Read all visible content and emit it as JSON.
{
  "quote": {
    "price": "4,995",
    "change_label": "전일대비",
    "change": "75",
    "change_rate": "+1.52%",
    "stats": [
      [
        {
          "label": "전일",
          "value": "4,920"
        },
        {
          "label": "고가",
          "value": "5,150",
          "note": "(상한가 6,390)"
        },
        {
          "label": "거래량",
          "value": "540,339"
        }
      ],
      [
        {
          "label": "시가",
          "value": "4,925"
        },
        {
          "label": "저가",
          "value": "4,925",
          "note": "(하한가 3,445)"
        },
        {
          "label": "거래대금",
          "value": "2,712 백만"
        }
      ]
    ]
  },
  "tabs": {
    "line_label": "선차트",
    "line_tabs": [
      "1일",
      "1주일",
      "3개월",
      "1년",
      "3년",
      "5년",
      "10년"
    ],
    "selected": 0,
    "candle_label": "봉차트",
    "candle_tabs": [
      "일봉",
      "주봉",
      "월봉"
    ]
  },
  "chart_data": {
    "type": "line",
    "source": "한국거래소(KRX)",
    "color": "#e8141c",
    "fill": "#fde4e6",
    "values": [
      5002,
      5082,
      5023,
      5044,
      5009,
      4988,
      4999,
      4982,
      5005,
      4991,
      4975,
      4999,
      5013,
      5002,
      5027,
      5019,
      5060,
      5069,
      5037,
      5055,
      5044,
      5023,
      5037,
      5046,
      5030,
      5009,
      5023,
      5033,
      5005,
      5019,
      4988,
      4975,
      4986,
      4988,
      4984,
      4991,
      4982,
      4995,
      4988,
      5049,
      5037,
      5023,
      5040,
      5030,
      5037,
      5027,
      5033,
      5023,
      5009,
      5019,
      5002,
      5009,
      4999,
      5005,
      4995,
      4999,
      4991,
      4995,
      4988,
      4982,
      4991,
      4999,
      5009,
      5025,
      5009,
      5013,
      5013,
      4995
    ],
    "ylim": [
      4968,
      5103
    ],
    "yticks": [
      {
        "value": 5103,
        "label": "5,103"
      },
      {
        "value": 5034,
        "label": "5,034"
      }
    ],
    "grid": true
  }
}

☆ ☆ ☆ ☆ ☆

◆ **Set problem**
Set down each entry again, unchanged.

◆ **Answer for the task**
Read all visible content and emit it as JSON.
{
  "quote": {
    "price": "4,995",
    "change_label": "전일대비",
    "change": "75",
    "change_rate": "+1.52%",
    "stats": [
      [
        {
          "label": "전일",
          "value": "4,920"
        },
        {
          "label": "고가",
          "value": "5,150",
          "note": "(상한가 6,390)"
        },
        {
          "label": "거래량",
          "value": "540,339"
        }
      ],
      [
        {
          "label": "시가",
          "value": "4,925"
        },
        {
          "label": "저가",
          "value": "4,925",
          "note": "(하한가 3,445)"
        },
        {
          "label": "거래대금",
          "value": "2,712 백만"
        }
      ]
    ]
  },
  "tabs": {
    "line_label": "선차트",
    "line_tabs": [
      "1일",
      "1주일",
      "3개월",
      "1년",
      "3년",
      "5년",
      "10년"
    ],
    "selected": 0,
    "candle_label": "봉차트",
    "candle_tabs": [
      "일봉",
      "주봉",
      "월봉"
    ]
  },
  "chart_data": {
    "type": "line",
    "source": "한국거래소(KRX)",
    "color": "#e8141c",
    "fill": "#fde4e6",
    "values": [
      5002,
      5082,
      5023,
      5044,
      5009,
      4988,
      4999,
      4982,
      5005,
      4991,
      4975,
      4999,
      5013,
      5002,
      5027,
      5019,
      5060,
      5069,
      5037,
      5055,
      5044,
      5023,
      5037,
      5046,
      5030,
      5009,
      5023,
      5033,
      5005,
      5019,
      4988,
      4975,
      4986,
      4988,
      4984,
      4991,
      4982,
      4995,
      4988,
      5049,
      5037,
      5023,
      5040,
      5030,
      5037,
      5027,
      5033,
      5023,
      5009,
      5019,
      5002,
      5009,
      4999,
      5005,
      4995,
      4999,
      4991,
      4995,
      4988,
      4982,
      4991,
      4999,
      5009,
      5025,
      5009,
      5013,
      5013,
      4995
    ],
    "ylim": [
      4968,
      5103
    ],
    "yticks": [
      {
        "value": 5103,
        "label": "5,103"
      },
      {
        "value": 5034,
        "label": "5,034"
      }
    ],
    "grid": true
  }
}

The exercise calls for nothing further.